# Written task
Wherever the string "each" appears in a line, extract that line.
--- Start of Data provided ---
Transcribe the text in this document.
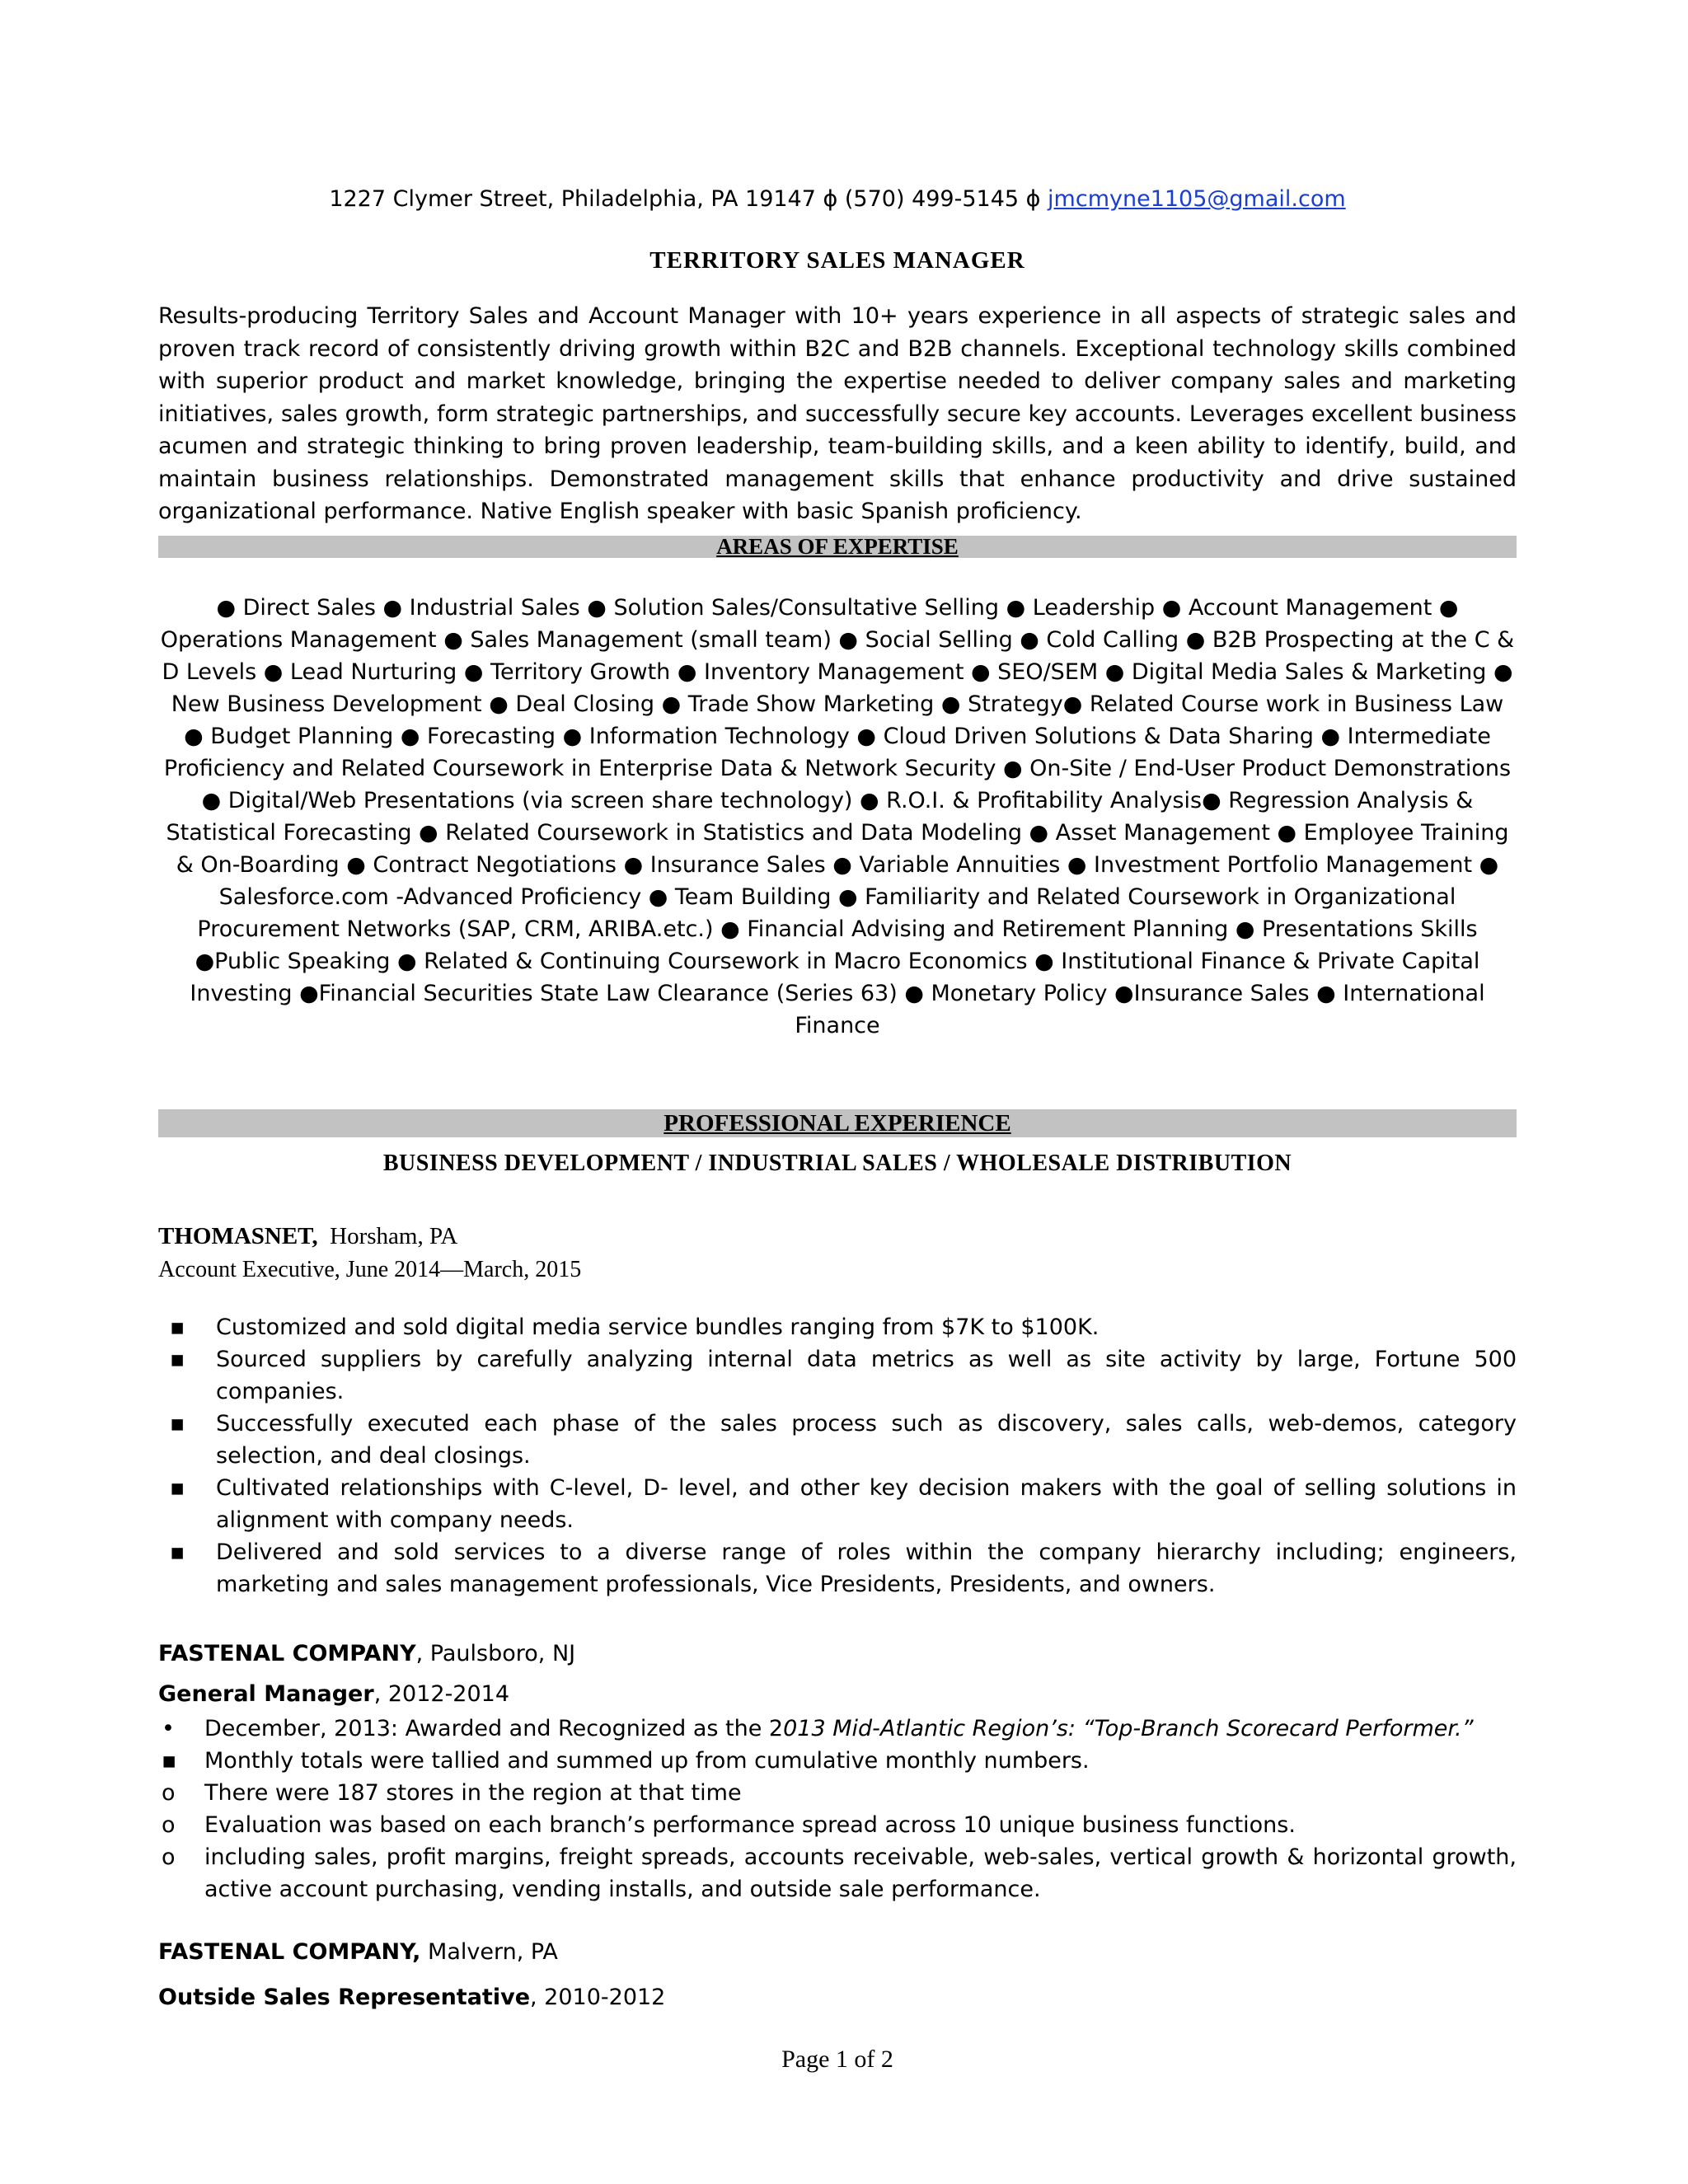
1227 Clymer Street, Philadelphia, PA 19147 ϕ (570) 499-5145 ϕ jmcmyne1105@gmail.com
TERRITORY SALES MANAGER

Results-producing Territory Sales and Account Manager with 10+ years experience in all aspects of strategic sales and proven track record of consistently driving growth within B2C and B2B channels. Exceptional technology skills combined with superior product and market knowledge, bringing the expertise needed to deliver company sales and marketing initiatives, sales growth, form strategic partnerships, and successfully secure key accounts. Leverages excellent business acumen and strategic thinking to bring proven leadership, team-building skills, and a keen ability to identify, build, and maintain business relationships. Demonstrated management skills that enhance productivity and drive sustained organizational performance. Native English speaker with basic Spanish proficiency.

AREAS OF EXPERTISE

● Direct Sales ● Industrial Sales ● Solution Sales/Consultative Selling ● Leadership ● Account Management ● Operations Management ● Sales Management (small team) ● Social Selling ● Cold Calling ● B2B Prospecting at the C & D Levels ● Lead Nurturing ● Territory Growth ● Inventory Management ● SEO/SEM ● Digital Media Sales & Marketing ● New Business Development ● Deal Closing ● Trade Show Marketing ● Strategy● Related Course work in Business Law ● Budget Planning ● Forecasting ● Information Technology ● Cloud Driven Solutions & Data Sharing ● Intermediate Proficiency and Related Coursework in Enterprise Data & Network Security ● On-Site / End-User Product Demonstrations ● Digital/Web Presentations (via screen share technology) ● R.O.I. & Profitability Analysis● Regression Analysis & Statistical Forecasting ● Related Coursework in Statistics and Data Modeling ● Asset Management ● Employee Training & On-Boarding ● Contract Negotiations ● Insurance Sales ● Variable Annuities ● Investment Portfolio Management ● Salesforce.com -Advanced Proficiency ● Team Building ● Familiarity and Related Coursework in Organizational Procurement Networks (SAP, CRM, ARIBA.etc.) ● Financial Advising and Retirement Planning ● Presentations Skills ●Public Speaking ● Related & Continuing Coursework in Macro Economics ● Institutional Finance & Private Capital Investing ●Financial Securities State Law Clearance (Series 63) ● Monetary Policy ●Insurance Sales ● International Finance

PROFESSIONAL EXPERIENCE
BUSINESS DEVELOPMENT / INDUSTRIAL SALES / WHOLESALE DISTRIBUTION
THOMASNET, Horsham, PA
Account Executive, June 2014—March, 2015
▪ Customized and sold digital media service bundles ranging from $7K to $100K.
▪ Sourced suppliers by carefully analyzing internal data metrics as well as site activity by large, Fortune 500 companies.
▪ Successfully executed each phase of the sales process such as discovery, sales calls, web-demos, category selection, and deal closings.
▪ Cultivated relationships with C-level, D- level, and other key decision makers with the goal of selling solutions in alignment with company needs.
▪ Delivered and sold services to a diverse range of roles within the company hierarchy including; engineers, marketing and sales management professionals, Vice Presidents, Presidents, and owners.
FASTENAL COMPANY, Paulsboro, NJ
General Manager, 2012-2014
• December, 2013: Awarded and Recognized as the 2013 Mid-Atlantic Region’s: “Top-Branch Scorecard Performer.”
▪ Monthly totals were tallied and summed up from cumulative monthly numbers.
o There were 187 stores in the region at that time
o Evaluation was based on each branch’s performance spread across 10 unique business functions.
o including sales, profit margins, freight spreads, accounts receivable, web-sales, vertical growth & horizontal growth, active account purchasing, vending installs, and outside sale performance.
FASTENAL COMPANY, Malvern, PA
Outside Sales Representative, 2010-2012
Page 1 of 2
--- End of Data provided ---
# Problem solution
▪ Successfully executed each phase of the sales process such as discovery, sales calls, web-demos, category selection, and deal closings.
o Evaluation was based on each branch’s performance spread across 10 unique business functions.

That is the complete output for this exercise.